## Goal:
Locate each line holding the string "this" and copy it.

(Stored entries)
= = =

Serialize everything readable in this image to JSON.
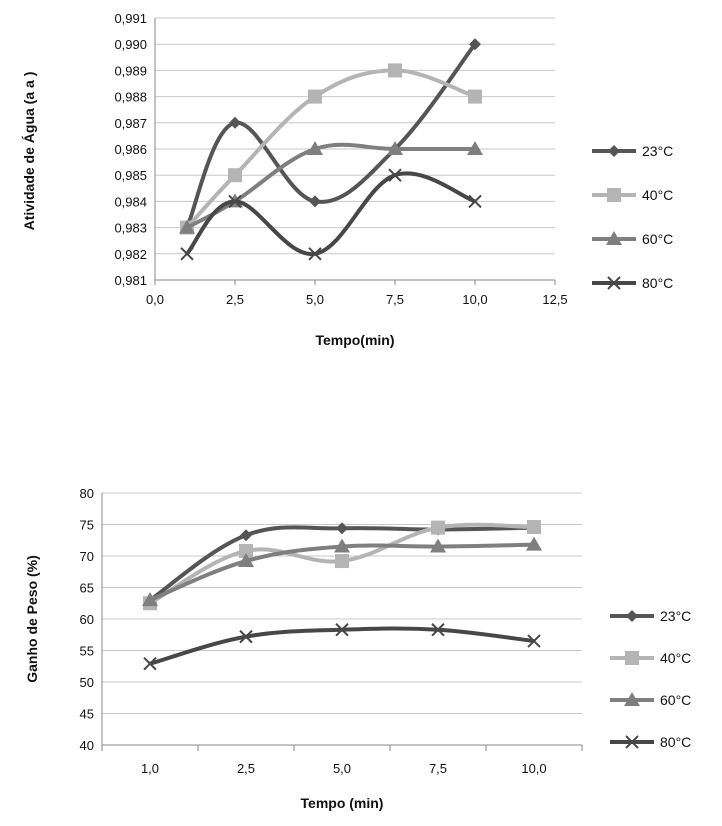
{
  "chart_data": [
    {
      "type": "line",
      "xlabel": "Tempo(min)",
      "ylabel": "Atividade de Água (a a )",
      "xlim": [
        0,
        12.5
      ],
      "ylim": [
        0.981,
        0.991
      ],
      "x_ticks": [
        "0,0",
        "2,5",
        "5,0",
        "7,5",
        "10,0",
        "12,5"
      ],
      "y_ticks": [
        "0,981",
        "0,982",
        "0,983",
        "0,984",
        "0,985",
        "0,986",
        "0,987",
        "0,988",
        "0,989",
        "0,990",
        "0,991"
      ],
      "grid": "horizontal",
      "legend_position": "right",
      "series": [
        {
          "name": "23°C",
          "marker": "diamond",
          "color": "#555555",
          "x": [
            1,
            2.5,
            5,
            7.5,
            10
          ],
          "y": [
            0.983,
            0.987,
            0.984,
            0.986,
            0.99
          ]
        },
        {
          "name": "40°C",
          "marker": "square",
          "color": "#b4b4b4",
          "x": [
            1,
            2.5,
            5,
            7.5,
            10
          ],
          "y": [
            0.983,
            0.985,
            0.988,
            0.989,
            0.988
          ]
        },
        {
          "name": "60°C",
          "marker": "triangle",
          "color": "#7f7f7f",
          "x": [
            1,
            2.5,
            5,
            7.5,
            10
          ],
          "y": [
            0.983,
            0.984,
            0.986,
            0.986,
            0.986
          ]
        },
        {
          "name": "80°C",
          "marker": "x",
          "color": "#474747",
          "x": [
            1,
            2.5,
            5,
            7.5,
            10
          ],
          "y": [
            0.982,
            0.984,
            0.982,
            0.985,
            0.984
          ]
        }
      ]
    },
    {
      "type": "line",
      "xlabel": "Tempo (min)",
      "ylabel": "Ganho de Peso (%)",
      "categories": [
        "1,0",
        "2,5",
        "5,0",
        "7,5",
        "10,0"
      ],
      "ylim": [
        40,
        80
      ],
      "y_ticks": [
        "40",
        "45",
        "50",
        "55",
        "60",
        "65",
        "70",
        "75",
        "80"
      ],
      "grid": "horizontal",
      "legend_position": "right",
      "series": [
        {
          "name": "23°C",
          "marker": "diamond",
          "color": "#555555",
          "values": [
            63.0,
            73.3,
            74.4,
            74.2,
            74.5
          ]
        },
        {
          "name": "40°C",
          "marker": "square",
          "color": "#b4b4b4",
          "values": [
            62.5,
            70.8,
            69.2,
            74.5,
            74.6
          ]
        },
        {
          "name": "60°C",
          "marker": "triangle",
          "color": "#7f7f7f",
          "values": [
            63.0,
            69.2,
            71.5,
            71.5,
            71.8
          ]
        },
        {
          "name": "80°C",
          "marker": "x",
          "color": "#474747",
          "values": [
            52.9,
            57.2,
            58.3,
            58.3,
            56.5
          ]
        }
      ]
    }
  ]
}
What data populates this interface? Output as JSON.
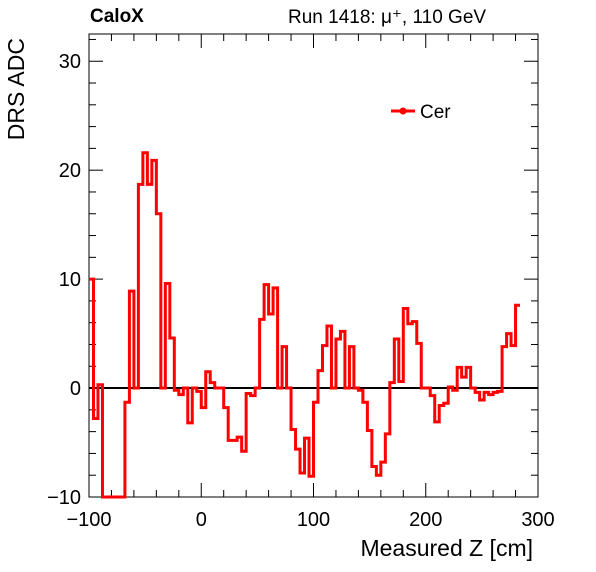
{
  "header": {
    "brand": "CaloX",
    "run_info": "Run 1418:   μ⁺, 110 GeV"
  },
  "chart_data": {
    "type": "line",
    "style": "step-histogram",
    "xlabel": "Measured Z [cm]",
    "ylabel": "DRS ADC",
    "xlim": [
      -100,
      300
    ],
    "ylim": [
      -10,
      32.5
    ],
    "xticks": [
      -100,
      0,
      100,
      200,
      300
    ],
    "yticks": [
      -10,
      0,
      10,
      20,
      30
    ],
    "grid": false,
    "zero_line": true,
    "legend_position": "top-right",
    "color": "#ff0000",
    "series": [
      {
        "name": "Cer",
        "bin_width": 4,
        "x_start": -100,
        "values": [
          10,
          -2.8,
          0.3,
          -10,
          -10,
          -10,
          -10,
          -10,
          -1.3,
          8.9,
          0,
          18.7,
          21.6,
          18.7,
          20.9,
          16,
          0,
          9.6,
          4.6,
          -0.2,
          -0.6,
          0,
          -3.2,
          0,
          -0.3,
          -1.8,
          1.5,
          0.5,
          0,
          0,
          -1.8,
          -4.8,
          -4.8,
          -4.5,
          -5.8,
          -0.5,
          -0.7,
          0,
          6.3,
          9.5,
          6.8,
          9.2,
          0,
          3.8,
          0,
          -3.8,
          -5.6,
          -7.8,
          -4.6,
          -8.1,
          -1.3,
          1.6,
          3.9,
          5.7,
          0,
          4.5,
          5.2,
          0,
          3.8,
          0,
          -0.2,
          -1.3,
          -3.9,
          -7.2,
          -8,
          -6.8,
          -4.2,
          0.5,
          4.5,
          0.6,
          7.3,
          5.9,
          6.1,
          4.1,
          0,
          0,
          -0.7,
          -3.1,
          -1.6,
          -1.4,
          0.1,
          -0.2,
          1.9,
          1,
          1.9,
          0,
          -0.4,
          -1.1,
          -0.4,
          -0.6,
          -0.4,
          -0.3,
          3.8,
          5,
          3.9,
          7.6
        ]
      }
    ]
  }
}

= = =

## Result of the task:
Serialize everything readable in this image to JSON.
What data populates this interface? Output as JSON.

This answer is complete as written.